* BEGIN Data provided *
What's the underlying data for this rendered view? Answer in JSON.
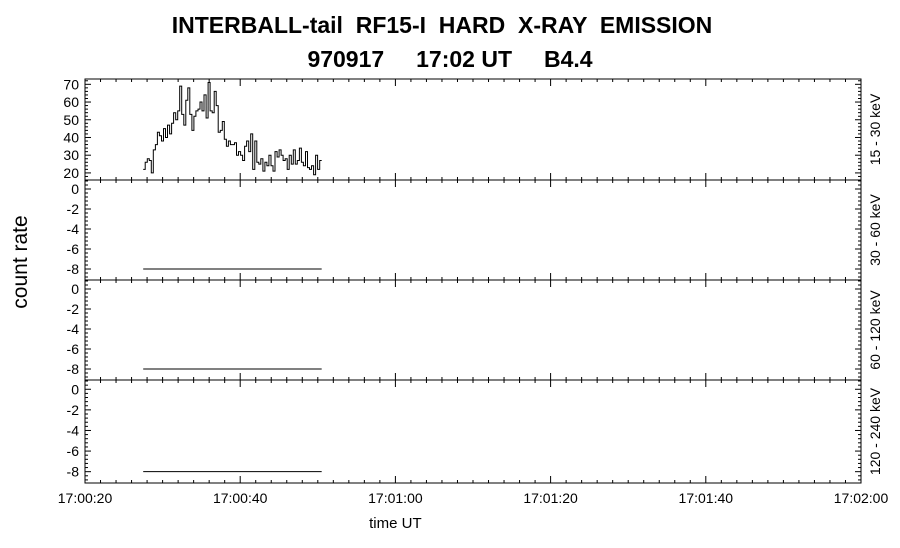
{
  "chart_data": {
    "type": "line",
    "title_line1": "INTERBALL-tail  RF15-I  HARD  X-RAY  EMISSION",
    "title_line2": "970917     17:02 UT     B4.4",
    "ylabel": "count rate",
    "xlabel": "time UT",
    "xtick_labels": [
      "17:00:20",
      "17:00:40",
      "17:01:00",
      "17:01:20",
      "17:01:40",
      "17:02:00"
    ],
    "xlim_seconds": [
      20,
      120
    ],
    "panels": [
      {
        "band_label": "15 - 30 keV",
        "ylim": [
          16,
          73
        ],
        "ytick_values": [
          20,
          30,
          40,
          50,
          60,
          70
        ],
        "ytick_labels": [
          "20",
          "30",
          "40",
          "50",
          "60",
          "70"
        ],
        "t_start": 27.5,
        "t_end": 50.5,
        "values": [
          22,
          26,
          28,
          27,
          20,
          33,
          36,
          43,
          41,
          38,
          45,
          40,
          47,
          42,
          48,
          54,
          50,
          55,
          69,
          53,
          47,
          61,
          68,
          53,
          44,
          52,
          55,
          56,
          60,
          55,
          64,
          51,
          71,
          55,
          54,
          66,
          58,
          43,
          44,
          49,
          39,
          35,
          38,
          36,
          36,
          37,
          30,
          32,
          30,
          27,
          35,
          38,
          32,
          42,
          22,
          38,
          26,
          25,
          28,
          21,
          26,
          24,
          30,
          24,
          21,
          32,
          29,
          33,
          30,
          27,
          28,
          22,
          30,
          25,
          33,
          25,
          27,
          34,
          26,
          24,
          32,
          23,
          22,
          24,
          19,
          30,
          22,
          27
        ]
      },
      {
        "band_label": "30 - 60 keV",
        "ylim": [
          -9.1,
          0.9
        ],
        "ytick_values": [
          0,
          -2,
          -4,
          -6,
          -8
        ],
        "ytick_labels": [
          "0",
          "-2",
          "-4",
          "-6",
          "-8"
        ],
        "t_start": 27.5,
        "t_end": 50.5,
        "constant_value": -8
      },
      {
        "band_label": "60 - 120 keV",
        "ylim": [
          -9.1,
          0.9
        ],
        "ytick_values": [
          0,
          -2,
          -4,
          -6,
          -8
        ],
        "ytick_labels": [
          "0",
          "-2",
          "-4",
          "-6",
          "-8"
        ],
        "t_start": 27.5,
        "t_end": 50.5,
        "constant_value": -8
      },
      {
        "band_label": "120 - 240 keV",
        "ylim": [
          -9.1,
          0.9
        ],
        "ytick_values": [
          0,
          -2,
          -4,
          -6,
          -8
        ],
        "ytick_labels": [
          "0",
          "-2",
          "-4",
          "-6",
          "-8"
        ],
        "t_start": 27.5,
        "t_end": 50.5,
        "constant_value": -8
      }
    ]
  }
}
* END Data provided *
**Aim of the task:** Without including any pictures, print all of the material exactly as given.

**Written answer:**
What's the underlying data for this rendered view? Answer in JSON.
{
  "chart_data": {
    "type": "line",
    "title_line1": "INTERBALL-tail  RF15-I  HARD  X-RAY  EMISSION",
    "title_line2": "970917     17:02 UT     B4.4",
    "ylabel": "count rate",
    "xlabel": "time UT",
    "xtick_labels": [
      "17:00:20",
      "17:00:40",
      "17:01:00",
      "17:01:20",
      "17:01:40",
      "17:02:00"
    ],
    "xlim_seconds": [
      20,
      120
    ],
    "panels": [
      {
        "band_label": "15 - 30 keV",
        "ylim": [
          16,
          73
        ],
        "ytick_values": [
          20,
          30,
          40,
          50,
          60,
          70
        ],
        "ytick_labels": [
          "20",
          "30",
          "40",
          "50",
          "60",
          "70"
        ],
        "t_start": 27.5,
        "t_end": 50.5,
        "values": [
          22,
          26,
          28,
          27,
          20,
          33,
          36,
          43,
          41,
          38,
          45,
          40,
          47,
          42,
          48,
          54,
          50,
          55,
          69,
          53,
          47,
          61,
          68,
          53,
          44,
          52,
          55,
          56,
          60,
          55,
          64,
          51,
          71,
          55,
          54,
          66,
          58,
          43,
          44,
          49,
          39,
          35,
          38,
          36,
          36,
          37,
          30,
          32,
          30,
          27,
          35,
          38,
          32,
          42,
          22,
          38,
          26,
          25,
          28,
          21,
          26,
          24,
          30,
          24,
          21,
          32,
          29,
          33,
          30,
          27,
          28,
          22,
          30,
          25,
          33,
          25,
          27,
          34,
          26,
          24,
          32,
          23,
          22,
          24,
          19,
          30,
          22,
          27
        ]
      },
      {
        "band_label": "30 - 60 keV",
        "ylim": [
          -9.1,
          0.9
        ],
        "ytick_values": [
          0,
          -2,
          -4,
          -6,
          -8
        ],
        "ytick_labels": [
          "0",
          "-2",
          "-4",
          "-6",
          "-8"
        ],
        "t_start": 27.5,
        "t_end": 50.5,
        "constant_value": -8
      },
      {
        "band_label": "60 - 120 keV",
        "ylim": [
          -9.1,
          0.9
        ],
        "ytick_values": [
          0,
          -2,
          -4,
          -6,
          -8
        ],
        "ytick_labels": [
          "0",
          "-2",
          "-4",
          "-6",
          "-8"
        ],
        "t_start": 27.5,
        "t_end": 50.5,
        "constant_value": -8
      },
      {
        "band_label": "120 - 240 keV",
        "ylim": [
          -9.1,
          0.9
        ],
        "ytick_values": [
          0,
          -2,
          -4,
          -6,
          -8
        ],
        "ytick_labels": [
          "0",
          "-2",
          "-4",
          "-6",
          "-8"
        ],
        "t_start": 27.5,
        "t_end": 50.5,
        "constant_value": -8
      }
    ]
  }
}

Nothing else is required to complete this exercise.